Copy each line of the entries that contains the word "structured".

----

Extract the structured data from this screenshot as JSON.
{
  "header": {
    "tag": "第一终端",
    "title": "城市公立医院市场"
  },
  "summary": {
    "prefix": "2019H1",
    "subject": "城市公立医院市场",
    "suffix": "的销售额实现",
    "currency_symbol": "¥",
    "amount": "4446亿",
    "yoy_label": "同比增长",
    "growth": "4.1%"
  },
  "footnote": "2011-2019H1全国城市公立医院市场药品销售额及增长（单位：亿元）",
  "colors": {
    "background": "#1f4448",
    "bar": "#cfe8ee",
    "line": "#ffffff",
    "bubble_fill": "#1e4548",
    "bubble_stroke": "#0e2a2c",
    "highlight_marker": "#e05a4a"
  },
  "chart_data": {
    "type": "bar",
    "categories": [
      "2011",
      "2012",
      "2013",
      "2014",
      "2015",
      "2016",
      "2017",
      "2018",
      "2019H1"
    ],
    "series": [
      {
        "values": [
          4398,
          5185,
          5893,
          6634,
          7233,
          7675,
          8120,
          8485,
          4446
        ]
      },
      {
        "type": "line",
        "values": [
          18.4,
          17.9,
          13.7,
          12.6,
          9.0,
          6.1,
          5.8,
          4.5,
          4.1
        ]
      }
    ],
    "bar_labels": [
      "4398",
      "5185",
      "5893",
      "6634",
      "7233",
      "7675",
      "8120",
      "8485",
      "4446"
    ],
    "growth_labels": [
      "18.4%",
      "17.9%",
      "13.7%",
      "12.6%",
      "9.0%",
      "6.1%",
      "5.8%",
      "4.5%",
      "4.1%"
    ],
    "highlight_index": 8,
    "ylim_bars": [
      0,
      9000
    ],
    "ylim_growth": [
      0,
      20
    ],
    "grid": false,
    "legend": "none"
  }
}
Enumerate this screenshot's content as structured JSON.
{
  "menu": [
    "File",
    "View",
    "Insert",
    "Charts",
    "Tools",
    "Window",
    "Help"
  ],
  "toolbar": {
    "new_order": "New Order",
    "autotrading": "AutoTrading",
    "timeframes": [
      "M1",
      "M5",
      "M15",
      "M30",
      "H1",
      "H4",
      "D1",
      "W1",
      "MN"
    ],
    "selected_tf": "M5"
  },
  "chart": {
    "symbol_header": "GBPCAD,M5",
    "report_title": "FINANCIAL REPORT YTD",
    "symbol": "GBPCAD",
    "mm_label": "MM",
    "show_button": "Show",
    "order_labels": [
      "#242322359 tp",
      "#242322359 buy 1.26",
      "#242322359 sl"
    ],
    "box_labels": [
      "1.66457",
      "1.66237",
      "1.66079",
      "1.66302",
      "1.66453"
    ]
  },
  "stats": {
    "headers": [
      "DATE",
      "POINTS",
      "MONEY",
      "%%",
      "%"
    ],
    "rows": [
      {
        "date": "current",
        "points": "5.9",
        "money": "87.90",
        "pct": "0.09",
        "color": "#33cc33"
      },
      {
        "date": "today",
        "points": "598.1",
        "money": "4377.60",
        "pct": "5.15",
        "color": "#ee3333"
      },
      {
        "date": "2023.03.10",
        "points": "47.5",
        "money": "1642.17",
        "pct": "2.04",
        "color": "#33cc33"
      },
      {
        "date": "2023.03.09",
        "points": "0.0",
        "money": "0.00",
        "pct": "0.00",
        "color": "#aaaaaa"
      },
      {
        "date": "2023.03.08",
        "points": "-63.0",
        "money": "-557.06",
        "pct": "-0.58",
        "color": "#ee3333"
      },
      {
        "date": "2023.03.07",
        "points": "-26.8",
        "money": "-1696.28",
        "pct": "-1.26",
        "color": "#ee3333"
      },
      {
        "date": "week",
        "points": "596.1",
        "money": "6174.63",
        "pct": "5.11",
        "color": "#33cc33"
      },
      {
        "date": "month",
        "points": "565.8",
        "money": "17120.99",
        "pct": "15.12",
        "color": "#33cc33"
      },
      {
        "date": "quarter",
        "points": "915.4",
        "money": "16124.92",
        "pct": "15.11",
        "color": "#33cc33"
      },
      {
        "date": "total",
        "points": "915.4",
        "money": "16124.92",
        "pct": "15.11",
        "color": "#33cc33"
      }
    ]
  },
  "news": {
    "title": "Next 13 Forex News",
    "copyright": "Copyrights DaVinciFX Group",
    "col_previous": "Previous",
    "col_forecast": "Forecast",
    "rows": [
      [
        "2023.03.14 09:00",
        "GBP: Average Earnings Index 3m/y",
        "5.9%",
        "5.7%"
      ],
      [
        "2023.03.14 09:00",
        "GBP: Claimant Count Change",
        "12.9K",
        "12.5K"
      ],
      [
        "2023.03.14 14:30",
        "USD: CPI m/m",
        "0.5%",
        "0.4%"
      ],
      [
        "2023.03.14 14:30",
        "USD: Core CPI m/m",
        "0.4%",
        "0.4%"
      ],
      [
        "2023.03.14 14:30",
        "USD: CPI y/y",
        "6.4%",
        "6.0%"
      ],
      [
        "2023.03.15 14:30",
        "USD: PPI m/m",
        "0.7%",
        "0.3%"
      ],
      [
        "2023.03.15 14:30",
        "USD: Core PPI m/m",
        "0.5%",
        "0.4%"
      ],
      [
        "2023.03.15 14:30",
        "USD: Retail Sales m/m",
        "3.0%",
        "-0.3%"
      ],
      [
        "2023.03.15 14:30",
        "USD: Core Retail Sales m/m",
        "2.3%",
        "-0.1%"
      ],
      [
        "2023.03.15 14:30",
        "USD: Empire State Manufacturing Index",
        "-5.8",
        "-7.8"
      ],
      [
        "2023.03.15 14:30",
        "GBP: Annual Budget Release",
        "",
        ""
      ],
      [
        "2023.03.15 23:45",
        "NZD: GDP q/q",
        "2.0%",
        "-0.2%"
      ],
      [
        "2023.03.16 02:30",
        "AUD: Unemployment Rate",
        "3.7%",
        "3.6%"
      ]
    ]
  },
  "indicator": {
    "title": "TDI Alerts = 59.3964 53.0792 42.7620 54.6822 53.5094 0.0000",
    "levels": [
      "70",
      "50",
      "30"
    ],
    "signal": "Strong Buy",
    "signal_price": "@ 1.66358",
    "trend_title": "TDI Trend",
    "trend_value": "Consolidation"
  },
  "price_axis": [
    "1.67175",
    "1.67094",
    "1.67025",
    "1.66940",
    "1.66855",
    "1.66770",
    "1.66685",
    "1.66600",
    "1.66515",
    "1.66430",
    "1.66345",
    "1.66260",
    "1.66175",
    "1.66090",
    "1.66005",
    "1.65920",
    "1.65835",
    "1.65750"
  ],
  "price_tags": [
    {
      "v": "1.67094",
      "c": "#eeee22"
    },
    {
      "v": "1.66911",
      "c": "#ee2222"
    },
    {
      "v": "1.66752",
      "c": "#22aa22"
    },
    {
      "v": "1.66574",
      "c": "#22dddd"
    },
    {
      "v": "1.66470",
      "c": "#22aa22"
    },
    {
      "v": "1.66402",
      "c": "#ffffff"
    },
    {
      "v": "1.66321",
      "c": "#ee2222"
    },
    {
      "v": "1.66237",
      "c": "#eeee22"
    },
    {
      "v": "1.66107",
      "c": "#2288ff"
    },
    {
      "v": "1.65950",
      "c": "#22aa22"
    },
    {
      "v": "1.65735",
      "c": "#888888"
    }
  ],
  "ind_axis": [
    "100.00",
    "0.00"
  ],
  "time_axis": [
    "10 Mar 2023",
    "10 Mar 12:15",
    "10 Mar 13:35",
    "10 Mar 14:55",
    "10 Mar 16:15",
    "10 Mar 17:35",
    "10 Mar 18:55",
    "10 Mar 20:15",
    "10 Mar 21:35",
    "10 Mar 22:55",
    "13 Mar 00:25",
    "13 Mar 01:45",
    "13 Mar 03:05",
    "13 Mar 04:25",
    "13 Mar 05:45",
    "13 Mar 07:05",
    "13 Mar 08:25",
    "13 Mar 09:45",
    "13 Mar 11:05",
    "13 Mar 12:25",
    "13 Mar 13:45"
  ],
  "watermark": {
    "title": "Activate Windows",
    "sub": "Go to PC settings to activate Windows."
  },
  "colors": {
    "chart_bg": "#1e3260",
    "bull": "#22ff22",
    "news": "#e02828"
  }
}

----

__Response__:
Extract the structured data from this screenshot as JSON.
Enumerate this screenshot's content as structured JSON.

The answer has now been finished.